* _Exercise instructions_: Copy out each line of the data holding "Прозрачность".

Items from a data source
# # # # # # #

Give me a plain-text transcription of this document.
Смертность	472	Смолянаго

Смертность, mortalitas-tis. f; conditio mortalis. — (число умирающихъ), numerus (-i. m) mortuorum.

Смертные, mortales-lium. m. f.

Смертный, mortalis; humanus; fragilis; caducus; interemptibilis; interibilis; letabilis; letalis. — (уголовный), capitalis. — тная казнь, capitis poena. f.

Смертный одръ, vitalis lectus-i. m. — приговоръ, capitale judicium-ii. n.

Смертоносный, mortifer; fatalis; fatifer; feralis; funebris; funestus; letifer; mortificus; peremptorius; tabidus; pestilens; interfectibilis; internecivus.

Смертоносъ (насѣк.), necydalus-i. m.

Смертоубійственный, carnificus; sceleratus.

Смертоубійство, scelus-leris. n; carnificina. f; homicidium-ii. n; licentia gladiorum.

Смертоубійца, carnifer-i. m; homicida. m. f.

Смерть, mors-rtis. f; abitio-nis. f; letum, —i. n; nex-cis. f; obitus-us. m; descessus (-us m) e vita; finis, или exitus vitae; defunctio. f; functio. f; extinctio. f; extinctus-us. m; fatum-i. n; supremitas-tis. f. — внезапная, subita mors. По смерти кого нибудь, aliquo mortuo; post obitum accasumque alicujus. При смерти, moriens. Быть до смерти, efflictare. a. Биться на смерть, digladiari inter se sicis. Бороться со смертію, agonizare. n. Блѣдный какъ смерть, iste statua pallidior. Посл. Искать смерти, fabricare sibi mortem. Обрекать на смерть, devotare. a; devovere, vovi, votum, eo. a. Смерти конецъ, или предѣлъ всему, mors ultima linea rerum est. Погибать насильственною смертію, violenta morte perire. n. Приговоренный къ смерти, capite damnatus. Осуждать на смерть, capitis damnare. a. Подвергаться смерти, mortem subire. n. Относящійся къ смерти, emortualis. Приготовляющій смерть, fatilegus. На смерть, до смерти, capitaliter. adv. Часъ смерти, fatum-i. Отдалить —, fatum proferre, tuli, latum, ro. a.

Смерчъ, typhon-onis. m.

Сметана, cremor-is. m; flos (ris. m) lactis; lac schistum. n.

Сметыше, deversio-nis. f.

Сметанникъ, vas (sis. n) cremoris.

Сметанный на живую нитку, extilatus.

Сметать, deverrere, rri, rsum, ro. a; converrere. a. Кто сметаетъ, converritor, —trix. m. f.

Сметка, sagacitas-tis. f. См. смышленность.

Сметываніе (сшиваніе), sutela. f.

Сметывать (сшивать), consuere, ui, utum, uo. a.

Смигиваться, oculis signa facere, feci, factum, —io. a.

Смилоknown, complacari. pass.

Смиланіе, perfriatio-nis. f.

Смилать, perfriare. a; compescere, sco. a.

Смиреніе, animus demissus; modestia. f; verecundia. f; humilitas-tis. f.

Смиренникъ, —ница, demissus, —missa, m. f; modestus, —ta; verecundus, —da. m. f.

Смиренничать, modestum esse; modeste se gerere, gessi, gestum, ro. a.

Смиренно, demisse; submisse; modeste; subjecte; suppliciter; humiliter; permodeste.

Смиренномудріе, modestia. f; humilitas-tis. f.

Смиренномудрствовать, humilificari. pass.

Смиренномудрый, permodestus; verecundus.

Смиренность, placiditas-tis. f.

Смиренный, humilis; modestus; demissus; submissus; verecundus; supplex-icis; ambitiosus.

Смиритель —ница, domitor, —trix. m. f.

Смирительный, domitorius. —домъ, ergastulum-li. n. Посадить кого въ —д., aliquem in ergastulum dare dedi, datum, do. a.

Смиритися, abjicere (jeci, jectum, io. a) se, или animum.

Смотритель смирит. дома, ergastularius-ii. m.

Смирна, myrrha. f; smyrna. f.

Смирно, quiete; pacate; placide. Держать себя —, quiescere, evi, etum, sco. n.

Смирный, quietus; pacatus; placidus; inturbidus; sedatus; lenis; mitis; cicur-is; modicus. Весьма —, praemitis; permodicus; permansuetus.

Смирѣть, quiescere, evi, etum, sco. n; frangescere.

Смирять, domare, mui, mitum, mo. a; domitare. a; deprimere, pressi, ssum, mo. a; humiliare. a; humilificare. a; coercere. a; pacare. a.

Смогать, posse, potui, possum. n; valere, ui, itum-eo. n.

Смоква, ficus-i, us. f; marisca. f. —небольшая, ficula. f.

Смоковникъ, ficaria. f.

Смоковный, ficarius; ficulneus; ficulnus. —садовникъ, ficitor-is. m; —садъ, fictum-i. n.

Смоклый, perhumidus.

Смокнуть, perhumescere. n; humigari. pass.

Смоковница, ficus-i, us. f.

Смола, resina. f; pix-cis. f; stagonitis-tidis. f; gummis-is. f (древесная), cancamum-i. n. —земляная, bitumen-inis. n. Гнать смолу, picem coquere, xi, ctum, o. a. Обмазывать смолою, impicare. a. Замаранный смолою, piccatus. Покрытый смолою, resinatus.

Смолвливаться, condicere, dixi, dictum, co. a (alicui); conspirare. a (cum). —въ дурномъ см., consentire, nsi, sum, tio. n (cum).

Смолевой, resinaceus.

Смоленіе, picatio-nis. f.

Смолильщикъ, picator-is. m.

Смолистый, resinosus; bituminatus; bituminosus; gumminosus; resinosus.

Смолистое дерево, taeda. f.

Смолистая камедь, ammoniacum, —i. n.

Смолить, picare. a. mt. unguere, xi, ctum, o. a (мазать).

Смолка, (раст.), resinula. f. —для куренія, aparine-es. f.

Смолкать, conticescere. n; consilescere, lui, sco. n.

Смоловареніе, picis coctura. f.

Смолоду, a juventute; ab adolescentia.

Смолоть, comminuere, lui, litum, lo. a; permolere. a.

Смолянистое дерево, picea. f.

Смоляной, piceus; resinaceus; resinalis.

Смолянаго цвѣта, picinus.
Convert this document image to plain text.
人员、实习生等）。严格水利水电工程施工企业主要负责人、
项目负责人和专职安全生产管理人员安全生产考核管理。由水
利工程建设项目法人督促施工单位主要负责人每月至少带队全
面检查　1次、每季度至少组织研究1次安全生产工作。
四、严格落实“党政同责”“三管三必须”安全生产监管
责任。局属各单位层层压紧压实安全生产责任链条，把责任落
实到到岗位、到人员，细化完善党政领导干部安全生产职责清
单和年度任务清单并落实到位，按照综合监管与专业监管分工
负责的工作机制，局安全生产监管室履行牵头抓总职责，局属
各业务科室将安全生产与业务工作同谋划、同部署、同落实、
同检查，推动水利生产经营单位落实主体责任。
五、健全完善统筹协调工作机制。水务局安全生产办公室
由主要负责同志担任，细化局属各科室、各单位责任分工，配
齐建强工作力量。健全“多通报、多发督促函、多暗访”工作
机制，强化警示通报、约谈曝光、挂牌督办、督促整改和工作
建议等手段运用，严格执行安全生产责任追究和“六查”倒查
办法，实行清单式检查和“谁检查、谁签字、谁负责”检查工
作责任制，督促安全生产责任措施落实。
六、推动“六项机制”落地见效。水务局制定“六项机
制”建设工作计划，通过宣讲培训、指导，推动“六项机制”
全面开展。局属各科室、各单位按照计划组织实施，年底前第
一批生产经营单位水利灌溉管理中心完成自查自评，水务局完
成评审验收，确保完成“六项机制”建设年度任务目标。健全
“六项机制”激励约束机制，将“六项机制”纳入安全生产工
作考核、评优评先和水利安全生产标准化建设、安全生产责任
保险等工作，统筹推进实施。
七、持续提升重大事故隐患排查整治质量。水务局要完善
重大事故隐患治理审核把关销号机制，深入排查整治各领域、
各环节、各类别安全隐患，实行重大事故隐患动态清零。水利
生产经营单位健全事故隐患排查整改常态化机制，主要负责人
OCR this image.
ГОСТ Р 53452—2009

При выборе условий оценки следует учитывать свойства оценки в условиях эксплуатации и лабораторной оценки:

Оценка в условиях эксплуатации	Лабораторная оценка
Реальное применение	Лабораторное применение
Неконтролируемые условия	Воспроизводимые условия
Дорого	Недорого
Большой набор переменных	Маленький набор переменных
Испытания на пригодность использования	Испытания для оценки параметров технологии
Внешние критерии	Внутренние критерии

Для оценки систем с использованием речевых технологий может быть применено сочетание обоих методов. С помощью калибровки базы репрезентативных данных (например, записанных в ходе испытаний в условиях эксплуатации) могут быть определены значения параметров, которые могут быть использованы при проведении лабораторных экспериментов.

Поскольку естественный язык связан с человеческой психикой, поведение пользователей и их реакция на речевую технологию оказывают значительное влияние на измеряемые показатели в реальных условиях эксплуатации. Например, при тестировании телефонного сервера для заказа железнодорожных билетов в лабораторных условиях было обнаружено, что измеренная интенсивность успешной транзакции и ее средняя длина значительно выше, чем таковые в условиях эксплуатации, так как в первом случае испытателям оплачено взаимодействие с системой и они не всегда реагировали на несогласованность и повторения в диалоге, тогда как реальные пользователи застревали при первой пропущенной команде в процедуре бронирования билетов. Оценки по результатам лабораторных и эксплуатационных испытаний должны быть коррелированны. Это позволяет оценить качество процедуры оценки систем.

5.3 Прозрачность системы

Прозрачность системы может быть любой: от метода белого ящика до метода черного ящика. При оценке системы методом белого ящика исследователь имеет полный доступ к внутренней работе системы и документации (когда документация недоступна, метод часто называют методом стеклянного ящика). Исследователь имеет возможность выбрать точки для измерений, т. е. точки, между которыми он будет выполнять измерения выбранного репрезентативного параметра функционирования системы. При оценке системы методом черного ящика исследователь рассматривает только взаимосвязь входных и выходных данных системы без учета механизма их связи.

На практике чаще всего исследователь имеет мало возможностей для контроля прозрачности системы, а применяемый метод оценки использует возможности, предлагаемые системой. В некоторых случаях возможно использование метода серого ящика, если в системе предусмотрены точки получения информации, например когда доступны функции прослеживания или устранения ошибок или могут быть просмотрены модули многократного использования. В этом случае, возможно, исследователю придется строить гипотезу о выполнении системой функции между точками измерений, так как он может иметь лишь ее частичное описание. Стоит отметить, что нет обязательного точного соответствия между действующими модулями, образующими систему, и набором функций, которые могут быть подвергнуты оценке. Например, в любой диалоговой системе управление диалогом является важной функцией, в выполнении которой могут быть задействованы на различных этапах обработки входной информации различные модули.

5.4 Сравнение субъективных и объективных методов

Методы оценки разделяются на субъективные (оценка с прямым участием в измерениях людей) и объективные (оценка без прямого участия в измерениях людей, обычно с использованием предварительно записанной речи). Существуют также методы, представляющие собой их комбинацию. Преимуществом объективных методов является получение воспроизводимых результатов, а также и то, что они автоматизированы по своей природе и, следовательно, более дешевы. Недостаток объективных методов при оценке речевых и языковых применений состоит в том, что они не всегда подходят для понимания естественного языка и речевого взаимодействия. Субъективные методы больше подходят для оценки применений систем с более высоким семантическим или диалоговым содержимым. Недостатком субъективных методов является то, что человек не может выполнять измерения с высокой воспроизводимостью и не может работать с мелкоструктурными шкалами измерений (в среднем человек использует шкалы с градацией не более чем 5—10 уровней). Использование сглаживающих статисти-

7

# # # # # # #

* _Answer to the exercise_:
5.3 Прозрачность системы
Прозрачность системы может быть любой: от метода белого ящика до метода черного ящика. При оценке системы методом белого ящика исследователь имеет полный доступ к внутренней работе системы и документации (когда документация недоступна, метод часто называют методом стеклянного ящика). Исследователь имеет возможность выбрать точки для измерений, т. е. точки, между которыми он будет выполнять измерения выбранного репрезентативного параметра функционирования системы. При оценке системы методом черного ящика исследователь рассматривает только взаимосвязь входных и выходных данных системы без учета механизма их связи.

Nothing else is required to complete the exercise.